» Exercise instructions
Leave out the pictures and copy every record exactly.

····················

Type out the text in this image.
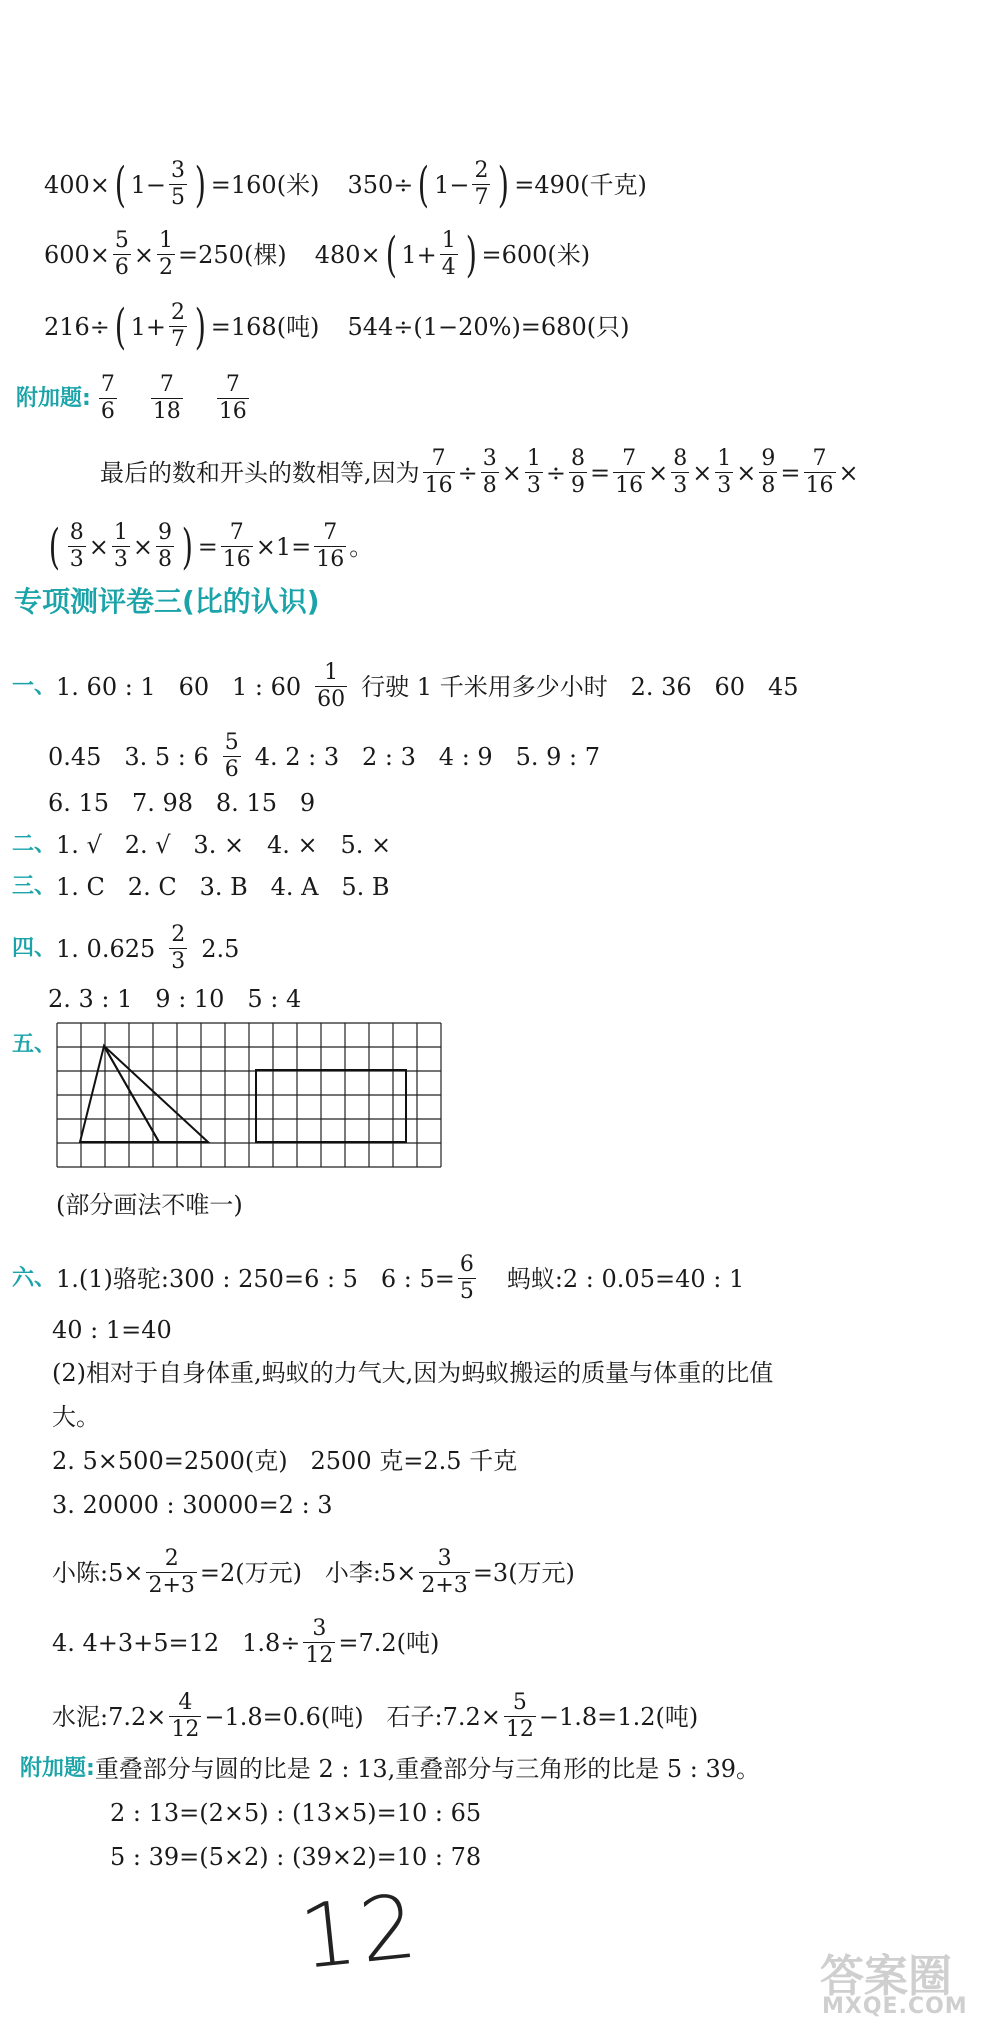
400× ( $1- \frac{3}{5}$ ) =160(米) 350÷ ( $1- \frac{2}{7}$ ) =490(千克)
$600\times \frac{5}{6} \times \frac{1}{2} =250$(棵) 480× ( $1+ \frac{1}{4}$ ) =600(米)
216÷ ( $1+ \frac{2}{7}$ ) =168(吨) 544÷(1−20%)=680(只)
附加题: $\frac{7}{6} \frac{7}{18} \frac{7}{16}$
最后的数和开头的数相等,因为 $\frac{7}{16} \div \frac{3}{8} \times \frac{1}{3} \div \frac{8}{9} = \frac{7}{16} \times \frac{8}{3} \times \frac{1}{3} \times \frac{9}{8} = \frac{7}{16}$ ×
( $\frac{8}{3} \times \frac{1}{3} \times \frac{9}{8}$ ) = $\frac{7}{16} \times 1= \frac{7}{16}$ 。
专项测评卷三(比的认识)
一、 1. 60 : 1   60   1 : $60 \frac{1}{60}$ 行驶 1 千米用多少小时   2. 36   60   45
0.45   3. 5 : $6 \frac{5}{6} 4$. 2 : 3   2 : 3   4 : 9   5. 9 : 7
6. 15   7. 98   8. 15   9
二、 1. √   2. √   3. ×   4. ×   5. ×
三、 1. C   2. C   3. B   4. A   5. B
四、 1. $0.625 \frac{2}{3} 2.5$
2. 3 : 1   9 : 10   5 : 4
五、
(部分画法不唯一)
六、 1.(1)骆驼:300 : 250=6 : 5   6 : $5= \frac{6}{5}$ 蚂蚁:2 : 0.05=40 : 1
40 : 1=40
(2)相对于自身体重,蚂蚁的力气大,因为蚂蚁搬运的质量与体重的比值
大。
2. 5×500=2500(克)   2500 克=2.5 千克
3. 20000 : 30000=2 : 3
小陈:5× $\frac{2}{2+3} =2$(万元)   小李:5× $\frac{3}{2+3} =3$(万元)
4. 4+3+5=12   $1.8\div \frac{3}{12} =7.2$(吨)
水泥:7.2× $\frac{4}{12} -1.8=0.6$(吨)   石子:7.2× $\frac{5}{12} -1.8=1.2$(吨)
附加题: 重叠部分与圆的比是 2 : 13,重叠部分与三角形的比是 5 : 39。
2 : 13=(2×5) : (13×5)=10 : 65
5 : 39=(5×2) : (39×2)=10 : 78
12	答案圈
MXQE.COM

····················

» Reply to the task
Type out the text in this image.
400× ( $1- \frac{3}{5}$ ) =160(米) 350÷ ( $1- \frac{2}{7}$ ) =490(千克)
$600\times \frac{5}{6} \times \frac{1}{2} =250$(棵) 480× ( $1+ \frac{1}{4}$ ) =600(米)
216÷ ( $1+ \frac{2}{7}$ ) =168(吨) 544÷(1−20%)=680(只)
附加题: $\frac{7}{6} \frac{7}{18} \frac{7}{16}$
最后的数和开头的数相等,因为 $\frac{7}{16} \div \frac{3}{8} \times \frac{1}{3} \div \frac{8}{9} = \frac{7}{16} \times \frac{8}{3} \times \frac{1}{3} \times \frac{9}{8} = \frac{7}{16}$ ×
( $\frac{8}{3} \times \frac{1}{3} \times \frac{9}{8}$ ) = $\frac{7}{16} \times 1= \frac{7}{16}$ 。
专项测评卷三(比的认识)
一、 1. 60 : 1   60   1 : $60 \frac{1}{60}$ 行驶 1 千米用多少小时   2. 36   60   45
0.45   3. 5 : $6 \frac{5}{6} 4$. 2 : 3   2 : 3   4 : 9   5. 9 : 7
6. 15   7. 98   8. 15   9
二、 1. √   2. √   3. ×   4. ×   5. ×
三、 1. C   2. C   3. B   4. A   5. B
四、 1. $0.625 \frac{2}{3} 2.5$
2. 3 : 1   9 : 10   5 : 4
五、
(部分画法不唯一)
六、 1.(1)骆驼:300 : 250=6 : 5   6 : $5= \frac{6}{5}$ 蚂蚁:2 : 0.05=40 : 1
40 : 1=40
(2)相对于自身体重,蚂蚁的力气大,因为蚂蚁搬运的质量与体重的比值
大。
2. 5×500=2500(克)   2500 克=2.5 千克
3. 20000 : 30000=2 : 3
小陈:5× $\frac{2}{2+3} =2$(万元)   小李:5× $\frac{3}{2+3} =3$(万元)
4. 4+3+5=12   $1.8\div \frac{3}{12} =7.2$(吨)
水泥:7.2× $\frac{4}{12} -1.8=0.6$(吨)   石子:7.2× $\frac{5}{12} -1.8=1.2$(吨)
附加题: 重叠部分与圆的比是 2 : 13,重叠部分与三角形的比是 5 : 39。
2 : 13=(2×5) : (13×5)=10 : 65
5 : 39=(5×2) : (39×2)=10 : 78
12	答案圈
MXQE.COM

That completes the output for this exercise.